### THE PROBLEM
Work out how many lines in the data hold the word "tudíž", and reply with that number only.

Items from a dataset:
---

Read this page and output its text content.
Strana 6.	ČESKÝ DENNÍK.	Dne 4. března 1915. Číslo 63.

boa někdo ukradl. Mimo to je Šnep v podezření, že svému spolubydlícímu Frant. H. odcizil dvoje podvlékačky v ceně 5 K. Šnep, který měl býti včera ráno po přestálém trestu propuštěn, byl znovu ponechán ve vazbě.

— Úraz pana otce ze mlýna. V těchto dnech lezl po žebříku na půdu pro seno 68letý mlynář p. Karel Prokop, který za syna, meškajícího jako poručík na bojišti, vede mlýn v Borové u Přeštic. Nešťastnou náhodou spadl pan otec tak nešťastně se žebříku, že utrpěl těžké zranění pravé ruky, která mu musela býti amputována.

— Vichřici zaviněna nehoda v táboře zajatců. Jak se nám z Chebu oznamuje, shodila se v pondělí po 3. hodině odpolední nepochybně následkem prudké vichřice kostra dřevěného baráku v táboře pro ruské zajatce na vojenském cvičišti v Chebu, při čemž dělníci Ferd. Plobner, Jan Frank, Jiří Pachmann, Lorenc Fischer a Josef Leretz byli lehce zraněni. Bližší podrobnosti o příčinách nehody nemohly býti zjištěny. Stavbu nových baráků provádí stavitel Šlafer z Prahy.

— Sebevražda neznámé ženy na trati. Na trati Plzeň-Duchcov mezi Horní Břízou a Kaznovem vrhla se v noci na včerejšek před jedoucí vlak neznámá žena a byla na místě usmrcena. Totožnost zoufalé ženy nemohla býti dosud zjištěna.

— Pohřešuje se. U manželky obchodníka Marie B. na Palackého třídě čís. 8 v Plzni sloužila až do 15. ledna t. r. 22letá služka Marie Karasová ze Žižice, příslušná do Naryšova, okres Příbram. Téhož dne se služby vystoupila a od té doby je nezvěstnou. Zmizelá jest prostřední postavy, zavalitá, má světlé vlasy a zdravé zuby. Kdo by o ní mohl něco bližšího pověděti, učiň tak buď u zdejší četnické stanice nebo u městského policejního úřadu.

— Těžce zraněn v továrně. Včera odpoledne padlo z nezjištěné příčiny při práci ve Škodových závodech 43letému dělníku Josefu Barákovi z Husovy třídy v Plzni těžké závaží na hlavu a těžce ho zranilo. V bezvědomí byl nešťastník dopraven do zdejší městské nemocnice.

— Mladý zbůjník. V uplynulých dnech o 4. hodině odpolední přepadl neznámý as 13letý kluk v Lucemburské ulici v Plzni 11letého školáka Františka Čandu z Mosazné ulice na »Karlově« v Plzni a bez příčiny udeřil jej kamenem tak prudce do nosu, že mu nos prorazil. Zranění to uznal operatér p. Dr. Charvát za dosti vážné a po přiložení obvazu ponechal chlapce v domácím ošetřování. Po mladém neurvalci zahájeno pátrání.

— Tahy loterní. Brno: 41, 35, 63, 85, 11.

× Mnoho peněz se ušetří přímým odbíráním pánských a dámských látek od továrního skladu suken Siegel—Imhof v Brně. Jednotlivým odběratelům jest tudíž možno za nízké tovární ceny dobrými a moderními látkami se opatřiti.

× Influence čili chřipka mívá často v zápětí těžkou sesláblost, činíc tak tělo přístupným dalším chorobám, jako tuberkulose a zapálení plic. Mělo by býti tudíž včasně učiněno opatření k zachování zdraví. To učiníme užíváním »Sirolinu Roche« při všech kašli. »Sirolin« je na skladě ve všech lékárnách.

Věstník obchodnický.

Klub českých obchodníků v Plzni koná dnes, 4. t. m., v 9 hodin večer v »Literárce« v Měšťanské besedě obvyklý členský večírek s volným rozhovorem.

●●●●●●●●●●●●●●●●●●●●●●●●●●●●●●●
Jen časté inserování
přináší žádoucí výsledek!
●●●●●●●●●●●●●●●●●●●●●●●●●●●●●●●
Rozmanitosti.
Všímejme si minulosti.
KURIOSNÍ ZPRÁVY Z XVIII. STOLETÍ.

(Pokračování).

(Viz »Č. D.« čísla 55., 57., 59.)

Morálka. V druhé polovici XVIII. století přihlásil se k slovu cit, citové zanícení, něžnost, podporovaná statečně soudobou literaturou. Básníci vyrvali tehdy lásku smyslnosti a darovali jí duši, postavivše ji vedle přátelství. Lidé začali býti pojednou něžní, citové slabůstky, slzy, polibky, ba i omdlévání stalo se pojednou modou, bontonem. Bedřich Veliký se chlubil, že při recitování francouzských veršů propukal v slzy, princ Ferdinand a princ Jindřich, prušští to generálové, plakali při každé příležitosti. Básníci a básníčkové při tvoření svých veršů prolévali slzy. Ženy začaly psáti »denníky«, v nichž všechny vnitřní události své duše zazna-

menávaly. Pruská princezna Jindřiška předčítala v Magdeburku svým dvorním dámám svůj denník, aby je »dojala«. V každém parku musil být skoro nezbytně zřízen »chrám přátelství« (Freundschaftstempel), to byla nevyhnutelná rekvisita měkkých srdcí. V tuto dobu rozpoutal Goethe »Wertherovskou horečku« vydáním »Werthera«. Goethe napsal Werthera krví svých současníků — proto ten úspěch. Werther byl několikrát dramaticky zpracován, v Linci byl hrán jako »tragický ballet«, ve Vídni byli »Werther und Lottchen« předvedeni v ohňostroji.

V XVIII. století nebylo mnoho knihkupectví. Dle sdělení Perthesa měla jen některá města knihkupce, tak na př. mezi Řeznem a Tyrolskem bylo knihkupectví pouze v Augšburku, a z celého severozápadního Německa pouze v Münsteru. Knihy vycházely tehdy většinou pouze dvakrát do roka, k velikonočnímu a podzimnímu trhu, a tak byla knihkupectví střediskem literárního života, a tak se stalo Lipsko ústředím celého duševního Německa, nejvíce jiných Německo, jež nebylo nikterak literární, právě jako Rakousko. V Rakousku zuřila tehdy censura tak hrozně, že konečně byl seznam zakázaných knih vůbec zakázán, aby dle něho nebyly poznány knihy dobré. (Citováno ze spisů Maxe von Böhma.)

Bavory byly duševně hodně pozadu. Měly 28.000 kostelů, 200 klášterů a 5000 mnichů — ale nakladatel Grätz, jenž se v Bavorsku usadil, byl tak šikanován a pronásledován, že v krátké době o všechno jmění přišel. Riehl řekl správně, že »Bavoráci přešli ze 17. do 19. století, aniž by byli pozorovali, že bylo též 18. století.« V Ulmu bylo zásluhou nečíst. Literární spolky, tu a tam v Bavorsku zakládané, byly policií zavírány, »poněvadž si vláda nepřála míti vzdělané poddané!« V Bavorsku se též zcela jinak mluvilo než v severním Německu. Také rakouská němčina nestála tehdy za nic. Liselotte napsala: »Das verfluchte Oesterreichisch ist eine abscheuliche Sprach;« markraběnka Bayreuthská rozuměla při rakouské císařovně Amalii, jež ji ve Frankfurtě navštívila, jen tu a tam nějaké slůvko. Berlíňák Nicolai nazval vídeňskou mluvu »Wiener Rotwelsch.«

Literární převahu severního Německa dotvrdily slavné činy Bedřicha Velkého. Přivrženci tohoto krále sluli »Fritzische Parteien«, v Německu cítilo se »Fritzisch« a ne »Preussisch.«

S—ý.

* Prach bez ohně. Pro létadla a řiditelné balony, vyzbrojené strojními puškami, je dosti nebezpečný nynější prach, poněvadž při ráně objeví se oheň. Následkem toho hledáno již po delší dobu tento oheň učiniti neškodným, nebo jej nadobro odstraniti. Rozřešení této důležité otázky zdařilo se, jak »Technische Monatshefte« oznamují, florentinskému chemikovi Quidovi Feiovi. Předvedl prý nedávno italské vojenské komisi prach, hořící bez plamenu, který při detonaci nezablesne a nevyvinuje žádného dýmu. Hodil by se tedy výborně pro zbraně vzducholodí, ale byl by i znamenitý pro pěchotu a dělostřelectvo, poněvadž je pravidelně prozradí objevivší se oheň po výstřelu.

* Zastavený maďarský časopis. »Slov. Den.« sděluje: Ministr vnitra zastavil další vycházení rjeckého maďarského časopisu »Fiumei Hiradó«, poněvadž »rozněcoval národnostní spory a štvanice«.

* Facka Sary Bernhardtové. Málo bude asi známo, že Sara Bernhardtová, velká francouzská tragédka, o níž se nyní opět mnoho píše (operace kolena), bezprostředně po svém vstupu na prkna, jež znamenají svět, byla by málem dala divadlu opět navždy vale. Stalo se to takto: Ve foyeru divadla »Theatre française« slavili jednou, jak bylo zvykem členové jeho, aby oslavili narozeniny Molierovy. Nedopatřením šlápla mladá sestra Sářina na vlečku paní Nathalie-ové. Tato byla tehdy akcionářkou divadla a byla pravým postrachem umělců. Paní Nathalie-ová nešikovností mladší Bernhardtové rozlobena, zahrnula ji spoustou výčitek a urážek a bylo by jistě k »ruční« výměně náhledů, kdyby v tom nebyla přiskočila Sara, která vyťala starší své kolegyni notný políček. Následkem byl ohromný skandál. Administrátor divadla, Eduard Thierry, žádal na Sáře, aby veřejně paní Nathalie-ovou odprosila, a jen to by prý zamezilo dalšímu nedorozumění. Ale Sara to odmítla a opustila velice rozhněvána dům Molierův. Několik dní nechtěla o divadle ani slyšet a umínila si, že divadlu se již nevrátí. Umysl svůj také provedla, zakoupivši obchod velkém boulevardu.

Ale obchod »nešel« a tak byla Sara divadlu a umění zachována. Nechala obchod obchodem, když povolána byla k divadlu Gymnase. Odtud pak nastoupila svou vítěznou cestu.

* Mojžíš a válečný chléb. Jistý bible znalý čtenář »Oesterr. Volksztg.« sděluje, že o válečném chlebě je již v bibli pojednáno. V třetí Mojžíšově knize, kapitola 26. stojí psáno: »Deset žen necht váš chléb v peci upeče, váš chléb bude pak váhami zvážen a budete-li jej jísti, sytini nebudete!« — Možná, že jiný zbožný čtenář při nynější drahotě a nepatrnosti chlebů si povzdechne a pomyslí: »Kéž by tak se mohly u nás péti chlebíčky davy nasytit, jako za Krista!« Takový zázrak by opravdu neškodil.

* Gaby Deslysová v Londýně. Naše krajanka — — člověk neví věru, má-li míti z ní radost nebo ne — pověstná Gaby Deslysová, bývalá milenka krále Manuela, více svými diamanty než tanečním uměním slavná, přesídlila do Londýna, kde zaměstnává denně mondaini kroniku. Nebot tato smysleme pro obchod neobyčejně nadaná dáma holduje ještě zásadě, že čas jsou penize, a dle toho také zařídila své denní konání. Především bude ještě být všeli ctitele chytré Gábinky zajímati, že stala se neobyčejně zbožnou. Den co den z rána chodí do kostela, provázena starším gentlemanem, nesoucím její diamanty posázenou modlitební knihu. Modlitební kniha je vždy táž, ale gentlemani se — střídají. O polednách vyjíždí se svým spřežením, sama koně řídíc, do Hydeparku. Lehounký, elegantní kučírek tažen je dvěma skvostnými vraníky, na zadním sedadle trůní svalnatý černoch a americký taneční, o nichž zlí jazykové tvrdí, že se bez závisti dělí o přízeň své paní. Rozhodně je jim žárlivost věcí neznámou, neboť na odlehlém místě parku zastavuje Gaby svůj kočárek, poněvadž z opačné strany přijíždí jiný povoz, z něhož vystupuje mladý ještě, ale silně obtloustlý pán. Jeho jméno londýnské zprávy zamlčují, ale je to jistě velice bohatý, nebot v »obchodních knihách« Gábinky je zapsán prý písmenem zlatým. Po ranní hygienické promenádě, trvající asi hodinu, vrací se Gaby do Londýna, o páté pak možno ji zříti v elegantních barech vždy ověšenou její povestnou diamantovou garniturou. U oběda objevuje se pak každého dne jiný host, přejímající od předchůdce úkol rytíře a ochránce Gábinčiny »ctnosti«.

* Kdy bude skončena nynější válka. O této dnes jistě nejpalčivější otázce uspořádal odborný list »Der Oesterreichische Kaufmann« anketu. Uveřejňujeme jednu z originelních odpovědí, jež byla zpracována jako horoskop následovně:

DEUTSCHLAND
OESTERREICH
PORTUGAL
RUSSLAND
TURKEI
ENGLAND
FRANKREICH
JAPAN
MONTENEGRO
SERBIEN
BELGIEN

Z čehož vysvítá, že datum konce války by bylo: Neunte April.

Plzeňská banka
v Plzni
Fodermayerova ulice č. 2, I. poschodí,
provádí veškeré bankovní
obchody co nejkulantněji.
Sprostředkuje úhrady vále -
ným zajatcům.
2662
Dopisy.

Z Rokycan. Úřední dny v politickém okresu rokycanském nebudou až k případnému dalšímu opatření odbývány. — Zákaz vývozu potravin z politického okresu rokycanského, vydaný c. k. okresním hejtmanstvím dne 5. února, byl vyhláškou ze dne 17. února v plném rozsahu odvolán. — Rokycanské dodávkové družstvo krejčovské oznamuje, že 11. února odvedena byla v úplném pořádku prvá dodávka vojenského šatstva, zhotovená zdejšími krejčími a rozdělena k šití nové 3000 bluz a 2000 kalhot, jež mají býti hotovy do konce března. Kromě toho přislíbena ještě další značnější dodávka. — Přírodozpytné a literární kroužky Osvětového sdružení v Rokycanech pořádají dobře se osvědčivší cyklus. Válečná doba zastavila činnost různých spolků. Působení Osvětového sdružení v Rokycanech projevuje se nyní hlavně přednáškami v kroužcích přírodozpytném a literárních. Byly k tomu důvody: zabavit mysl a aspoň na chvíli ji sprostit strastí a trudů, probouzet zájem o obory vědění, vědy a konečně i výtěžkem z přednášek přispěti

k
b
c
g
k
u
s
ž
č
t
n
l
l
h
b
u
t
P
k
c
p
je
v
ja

---

### TASK OUTPUT
2